*What you have to do*. From the listing below, pull out all lines with "archiepiscopi" in them.

*Records from a collection*.
────

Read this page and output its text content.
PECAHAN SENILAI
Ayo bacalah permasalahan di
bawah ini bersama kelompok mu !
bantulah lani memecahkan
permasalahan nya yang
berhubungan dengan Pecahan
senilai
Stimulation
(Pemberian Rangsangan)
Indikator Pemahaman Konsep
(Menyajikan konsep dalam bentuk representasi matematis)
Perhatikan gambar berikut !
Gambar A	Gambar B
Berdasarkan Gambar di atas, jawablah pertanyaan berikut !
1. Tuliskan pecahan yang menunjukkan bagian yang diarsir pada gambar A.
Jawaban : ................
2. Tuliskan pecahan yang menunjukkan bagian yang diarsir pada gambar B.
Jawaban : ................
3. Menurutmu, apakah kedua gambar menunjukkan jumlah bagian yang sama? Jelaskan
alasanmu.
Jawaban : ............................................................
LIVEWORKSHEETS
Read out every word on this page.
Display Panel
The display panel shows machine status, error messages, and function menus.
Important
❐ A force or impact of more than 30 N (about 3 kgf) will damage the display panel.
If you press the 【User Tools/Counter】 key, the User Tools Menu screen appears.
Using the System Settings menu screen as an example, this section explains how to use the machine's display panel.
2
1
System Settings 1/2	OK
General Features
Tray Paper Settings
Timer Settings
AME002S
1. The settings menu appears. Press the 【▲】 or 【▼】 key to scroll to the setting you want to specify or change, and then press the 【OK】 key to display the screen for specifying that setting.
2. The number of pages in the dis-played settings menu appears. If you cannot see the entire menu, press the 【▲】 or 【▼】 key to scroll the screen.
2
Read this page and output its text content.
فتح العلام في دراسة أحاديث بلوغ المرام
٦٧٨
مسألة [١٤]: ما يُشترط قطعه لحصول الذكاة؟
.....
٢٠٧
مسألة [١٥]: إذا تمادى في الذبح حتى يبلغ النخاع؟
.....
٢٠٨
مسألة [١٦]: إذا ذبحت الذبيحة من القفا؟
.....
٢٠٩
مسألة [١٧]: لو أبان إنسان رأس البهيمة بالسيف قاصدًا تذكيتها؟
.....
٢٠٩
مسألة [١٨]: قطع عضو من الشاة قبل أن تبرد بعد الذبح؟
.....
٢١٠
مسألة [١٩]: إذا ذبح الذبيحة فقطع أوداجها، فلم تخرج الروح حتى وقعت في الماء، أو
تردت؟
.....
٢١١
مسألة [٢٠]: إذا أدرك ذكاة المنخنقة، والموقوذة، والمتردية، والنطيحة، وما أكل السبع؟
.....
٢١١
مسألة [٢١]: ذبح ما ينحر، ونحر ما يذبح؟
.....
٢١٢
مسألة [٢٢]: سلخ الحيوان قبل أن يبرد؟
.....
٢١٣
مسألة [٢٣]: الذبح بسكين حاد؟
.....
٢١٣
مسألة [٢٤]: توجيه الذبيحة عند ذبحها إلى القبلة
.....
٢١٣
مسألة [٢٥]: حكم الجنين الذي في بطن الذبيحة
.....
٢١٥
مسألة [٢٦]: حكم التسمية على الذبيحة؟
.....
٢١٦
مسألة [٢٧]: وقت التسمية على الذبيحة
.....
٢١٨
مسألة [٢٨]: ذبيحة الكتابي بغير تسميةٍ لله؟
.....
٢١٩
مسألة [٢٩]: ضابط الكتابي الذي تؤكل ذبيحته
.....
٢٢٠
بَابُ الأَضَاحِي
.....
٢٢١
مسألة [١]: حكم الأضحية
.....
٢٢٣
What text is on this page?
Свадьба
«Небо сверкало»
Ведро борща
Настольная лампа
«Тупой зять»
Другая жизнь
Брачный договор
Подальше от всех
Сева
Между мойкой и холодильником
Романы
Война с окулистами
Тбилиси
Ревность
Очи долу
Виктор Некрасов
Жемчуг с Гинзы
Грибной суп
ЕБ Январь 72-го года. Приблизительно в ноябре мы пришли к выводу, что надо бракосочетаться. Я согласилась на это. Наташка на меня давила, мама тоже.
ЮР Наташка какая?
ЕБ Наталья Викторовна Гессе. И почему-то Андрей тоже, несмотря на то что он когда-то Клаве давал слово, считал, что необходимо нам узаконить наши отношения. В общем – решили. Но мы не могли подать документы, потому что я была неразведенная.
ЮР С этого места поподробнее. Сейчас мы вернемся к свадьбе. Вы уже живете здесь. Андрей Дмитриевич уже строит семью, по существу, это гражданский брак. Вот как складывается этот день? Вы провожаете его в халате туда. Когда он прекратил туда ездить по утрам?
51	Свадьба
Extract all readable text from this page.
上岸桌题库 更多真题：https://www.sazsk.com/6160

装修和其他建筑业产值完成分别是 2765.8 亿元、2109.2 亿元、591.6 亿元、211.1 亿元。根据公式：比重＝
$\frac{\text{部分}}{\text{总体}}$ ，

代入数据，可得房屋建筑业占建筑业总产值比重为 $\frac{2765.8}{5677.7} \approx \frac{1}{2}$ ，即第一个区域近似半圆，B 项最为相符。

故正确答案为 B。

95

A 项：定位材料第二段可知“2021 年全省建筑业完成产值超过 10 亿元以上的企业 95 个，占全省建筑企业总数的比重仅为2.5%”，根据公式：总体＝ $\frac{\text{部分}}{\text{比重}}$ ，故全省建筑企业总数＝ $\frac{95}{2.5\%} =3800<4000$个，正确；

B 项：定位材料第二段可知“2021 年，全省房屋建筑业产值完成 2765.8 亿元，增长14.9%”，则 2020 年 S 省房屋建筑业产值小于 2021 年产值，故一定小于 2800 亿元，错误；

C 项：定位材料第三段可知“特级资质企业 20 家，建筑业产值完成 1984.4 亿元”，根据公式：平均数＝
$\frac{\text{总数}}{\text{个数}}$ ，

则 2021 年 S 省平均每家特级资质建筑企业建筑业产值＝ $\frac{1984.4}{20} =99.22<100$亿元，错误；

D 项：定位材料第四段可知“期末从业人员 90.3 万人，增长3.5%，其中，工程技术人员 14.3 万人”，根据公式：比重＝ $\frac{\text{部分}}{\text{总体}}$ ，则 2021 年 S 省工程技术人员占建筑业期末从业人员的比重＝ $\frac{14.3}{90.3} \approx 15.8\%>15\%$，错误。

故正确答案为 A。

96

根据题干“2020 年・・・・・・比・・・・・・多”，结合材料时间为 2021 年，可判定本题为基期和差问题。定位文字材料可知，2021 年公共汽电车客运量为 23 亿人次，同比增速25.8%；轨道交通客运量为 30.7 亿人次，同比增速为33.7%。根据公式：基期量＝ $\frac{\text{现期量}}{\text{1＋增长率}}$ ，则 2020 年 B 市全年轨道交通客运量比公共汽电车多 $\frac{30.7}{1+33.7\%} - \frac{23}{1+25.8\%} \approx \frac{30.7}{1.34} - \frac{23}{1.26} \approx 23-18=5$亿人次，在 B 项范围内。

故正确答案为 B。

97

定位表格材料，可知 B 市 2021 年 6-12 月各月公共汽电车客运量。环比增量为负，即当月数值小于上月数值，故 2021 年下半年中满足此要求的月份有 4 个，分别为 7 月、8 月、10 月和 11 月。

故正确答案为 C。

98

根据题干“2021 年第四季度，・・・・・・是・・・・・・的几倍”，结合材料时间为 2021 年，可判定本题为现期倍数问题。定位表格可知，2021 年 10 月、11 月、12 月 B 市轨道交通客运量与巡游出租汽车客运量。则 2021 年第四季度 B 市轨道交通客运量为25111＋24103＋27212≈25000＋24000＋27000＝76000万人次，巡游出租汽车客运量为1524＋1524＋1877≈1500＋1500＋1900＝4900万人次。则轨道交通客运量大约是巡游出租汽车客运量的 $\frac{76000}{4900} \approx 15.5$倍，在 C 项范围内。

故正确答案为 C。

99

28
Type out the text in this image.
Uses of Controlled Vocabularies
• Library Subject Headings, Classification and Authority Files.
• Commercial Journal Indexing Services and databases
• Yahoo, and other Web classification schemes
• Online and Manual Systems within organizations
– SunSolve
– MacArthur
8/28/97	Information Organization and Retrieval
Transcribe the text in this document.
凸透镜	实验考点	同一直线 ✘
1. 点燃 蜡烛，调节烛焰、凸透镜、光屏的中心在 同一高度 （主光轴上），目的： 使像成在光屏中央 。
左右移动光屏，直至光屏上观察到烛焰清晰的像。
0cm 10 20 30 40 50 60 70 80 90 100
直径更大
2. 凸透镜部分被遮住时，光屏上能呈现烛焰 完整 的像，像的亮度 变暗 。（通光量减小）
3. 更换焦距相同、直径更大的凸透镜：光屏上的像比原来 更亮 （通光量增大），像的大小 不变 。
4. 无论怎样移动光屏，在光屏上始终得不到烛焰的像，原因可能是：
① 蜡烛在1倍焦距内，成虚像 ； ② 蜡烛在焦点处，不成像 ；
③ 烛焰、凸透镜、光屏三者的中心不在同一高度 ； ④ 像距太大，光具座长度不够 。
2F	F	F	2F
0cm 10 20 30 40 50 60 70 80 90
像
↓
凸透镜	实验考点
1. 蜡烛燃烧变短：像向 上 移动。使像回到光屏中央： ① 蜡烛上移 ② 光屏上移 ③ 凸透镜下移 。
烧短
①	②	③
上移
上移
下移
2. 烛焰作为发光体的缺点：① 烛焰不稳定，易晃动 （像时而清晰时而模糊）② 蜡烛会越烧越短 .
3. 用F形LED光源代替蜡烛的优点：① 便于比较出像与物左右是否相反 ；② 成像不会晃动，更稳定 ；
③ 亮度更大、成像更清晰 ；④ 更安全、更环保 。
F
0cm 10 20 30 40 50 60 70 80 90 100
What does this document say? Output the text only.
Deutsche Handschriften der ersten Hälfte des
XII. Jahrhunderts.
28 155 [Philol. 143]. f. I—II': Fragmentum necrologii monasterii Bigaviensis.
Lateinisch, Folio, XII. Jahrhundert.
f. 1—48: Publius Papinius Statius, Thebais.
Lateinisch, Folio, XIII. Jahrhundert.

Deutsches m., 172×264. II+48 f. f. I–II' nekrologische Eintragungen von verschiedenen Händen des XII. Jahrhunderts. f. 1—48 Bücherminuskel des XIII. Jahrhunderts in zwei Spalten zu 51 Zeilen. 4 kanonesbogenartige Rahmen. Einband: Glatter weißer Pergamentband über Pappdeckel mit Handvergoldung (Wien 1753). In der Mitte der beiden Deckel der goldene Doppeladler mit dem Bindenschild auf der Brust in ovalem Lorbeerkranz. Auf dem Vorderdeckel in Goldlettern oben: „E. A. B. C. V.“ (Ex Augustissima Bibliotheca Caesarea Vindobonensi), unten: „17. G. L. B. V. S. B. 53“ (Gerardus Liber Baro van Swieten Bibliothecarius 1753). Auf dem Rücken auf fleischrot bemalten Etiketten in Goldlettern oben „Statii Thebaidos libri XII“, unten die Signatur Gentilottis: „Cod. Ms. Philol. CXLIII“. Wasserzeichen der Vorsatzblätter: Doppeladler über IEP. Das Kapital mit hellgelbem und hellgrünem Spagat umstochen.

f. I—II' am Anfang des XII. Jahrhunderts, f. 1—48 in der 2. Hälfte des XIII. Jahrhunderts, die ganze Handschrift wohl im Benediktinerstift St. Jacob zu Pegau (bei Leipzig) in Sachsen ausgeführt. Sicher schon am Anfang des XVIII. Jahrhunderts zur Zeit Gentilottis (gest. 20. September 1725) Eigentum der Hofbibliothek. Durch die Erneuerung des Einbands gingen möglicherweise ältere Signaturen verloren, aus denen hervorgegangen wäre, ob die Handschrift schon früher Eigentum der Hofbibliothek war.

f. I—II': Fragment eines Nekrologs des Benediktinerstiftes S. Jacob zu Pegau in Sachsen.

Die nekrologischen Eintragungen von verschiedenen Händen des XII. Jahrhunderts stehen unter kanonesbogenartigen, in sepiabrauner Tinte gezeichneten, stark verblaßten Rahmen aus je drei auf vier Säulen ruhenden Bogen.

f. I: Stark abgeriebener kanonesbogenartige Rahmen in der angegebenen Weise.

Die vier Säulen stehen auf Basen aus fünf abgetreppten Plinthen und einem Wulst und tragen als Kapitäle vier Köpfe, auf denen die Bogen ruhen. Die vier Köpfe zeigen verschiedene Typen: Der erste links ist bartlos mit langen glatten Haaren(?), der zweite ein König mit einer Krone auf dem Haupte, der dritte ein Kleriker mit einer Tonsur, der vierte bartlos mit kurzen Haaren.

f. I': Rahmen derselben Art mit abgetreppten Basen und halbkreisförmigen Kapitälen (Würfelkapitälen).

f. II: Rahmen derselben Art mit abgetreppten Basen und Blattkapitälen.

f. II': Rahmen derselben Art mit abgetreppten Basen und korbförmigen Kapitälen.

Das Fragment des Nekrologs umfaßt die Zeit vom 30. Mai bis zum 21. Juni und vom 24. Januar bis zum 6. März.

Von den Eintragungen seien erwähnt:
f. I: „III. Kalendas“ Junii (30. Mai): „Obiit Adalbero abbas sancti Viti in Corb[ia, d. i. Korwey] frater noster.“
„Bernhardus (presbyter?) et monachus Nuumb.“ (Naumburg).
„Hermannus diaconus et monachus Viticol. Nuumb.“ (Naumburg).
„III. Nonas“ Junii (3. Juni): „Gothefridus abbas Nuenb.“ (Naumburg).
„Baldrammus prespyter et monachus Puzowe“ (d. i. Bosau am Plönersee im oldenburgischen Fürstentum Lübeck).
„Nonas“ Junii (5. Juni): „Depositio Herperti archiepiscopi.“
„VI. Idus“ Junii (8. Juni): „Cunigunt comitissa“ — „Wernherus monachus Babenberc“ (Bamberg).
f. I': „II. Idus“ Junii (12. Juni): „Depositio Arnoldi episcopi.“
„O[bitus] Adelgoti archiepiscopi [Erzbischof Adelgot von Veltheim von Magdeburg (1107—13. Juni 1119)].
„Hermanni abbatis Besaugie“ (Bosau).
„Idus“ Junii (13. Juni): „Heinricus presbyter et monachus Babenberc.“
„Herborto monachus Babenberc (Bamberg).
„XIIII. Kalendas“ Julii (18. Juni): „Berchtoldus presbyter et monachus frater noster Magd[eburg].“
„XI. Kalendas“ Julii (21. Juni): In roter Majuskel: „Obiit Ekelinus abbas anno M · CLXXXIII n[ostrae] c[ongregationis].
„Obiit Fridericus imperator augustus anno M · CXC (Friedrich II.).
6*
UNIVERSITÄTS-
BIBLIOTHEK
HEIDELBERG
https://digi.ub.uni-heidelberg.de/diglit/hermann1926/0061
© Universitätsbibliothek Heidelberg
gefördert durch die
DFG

────

*Task answer*.
„Nonas“ Junii (5. Juni): „Depositio Herperti archiepiscopi.“
„O[bitus] Adelgoti archiepiscopi [Erzbischof Adelgot von Veltheim von Magdeburg (1107—13. Juni 1119)].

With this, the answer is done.